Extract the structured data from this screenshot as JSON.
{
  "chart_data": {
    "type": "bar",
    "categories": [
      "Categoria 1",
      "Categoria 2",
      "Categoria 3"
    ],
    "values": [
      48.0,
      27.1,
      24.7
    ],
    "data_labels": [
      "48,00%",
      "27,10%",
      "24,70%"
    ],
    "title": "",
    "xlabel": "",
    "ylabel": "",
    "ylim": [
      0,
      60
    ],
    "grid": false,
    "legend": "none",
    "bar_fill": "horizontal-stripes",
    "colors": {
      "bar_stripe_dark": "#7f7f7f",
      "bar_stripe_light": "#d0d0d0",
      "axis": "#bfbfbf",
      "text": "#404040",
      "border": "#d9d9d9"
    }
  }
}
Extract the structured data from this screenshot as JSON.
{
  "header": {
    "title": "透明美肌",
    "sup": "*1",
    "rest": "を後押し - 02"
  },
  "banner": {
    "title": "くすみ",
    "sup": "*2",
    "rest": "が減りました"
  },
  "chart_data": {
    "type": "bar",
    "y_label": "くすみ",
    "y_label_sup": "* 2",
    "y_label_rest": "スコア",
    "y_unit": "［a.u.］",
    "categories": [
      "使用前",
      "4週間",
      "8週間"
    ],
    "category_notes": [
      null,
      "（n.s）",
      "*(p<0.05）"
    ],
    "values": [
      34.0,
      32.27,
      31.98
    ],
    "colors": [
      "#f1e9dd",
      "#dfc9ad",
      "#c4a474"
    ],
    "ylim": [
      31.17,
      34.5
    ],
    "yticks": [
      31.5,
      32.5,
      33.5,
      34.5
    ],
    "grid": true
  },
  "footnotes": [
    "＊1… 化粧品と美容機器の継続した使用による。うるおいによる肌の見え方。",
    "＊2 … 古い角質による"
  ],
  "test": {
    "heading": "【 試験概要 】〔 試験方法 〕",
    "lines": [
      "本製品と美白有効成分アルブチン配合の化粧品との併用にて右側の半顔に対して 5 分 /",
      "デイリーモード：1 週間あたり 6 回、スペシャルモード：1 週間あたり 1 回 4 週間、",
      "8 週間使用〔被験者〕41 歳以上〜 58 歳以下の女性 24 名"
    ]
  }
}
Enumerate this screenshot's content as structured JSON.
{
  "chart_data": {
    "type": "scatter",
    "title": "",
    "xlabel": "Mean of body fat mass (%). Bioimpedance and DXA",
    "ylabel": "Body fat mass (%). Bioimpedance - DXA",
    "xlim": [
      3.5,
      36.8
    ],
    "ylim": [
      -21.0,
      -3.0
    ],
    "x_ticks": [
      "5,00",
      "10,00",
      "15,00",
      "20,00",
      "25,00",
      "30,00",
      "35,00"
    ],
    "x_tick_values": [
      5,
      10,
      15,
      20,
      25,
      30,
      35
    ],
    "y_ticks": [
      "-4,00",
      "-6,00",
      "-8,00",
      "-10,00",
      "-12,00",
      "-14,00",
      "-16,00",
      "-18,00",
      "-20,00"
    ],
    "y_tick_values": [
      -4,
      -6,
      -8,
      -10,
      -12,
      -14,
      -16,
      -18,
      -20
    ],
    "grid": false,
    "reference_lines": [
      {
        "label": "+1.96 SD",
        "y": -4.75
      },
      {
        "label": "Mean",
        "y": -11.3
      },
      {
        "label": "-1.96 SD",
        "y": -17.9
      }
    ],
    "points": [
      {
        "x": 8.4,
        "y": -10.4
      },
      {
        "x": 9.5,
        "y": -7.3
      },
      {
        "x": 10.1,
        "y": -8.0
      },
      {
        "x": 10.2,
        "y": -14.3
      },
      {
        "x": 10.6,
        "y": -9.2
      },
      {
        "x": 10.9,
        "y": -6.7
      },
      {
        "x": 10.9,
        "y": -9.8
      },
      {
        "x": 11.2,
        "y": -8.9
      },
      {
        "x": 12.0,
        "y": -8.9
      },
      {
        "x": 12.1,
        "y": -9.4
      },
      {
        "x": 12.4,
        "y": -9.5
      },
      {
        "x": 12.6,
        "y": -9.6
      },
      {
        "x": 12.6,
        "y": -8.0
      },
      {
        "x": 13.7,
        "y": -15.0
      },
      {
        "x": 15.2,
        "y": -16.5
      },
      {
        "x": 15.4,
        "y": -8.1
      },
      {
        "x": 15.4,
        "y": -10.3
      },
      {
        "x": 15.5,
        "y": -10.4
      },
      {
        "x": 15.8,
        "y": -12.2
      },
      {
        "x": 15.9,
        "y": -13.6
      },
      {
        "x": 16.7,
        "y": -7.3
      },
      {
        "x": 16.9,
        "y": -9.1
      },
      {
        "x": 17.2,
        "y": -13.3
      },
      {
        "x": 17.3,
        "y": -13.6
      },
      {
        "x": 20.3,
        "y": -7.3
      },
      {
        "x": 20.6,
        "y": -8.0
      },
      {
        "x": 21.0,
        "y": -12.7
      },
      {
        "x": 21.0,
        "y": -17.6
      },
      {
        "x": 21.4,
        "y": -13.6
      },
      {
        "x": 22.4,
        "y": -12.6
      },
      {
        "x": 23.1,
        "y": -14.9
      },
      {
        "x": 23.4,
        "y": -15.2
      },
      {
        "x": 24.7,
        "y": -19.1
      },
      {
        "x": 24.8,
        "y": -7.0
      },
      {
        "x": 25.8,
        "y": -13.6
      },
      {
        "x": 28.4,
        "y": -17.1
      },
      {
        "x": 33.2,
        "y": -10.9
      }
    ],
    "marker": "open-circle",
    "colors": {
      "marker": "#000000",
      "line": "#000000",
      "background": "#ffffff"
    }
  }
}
************
= Problem requirements =
Pick out all lines from the data above in which the word "xlabel" appears.

= Complete output =
    "xlabel": "",
    "xlabel": "Mean of body fat mass (%). Bioimpedance and DXA",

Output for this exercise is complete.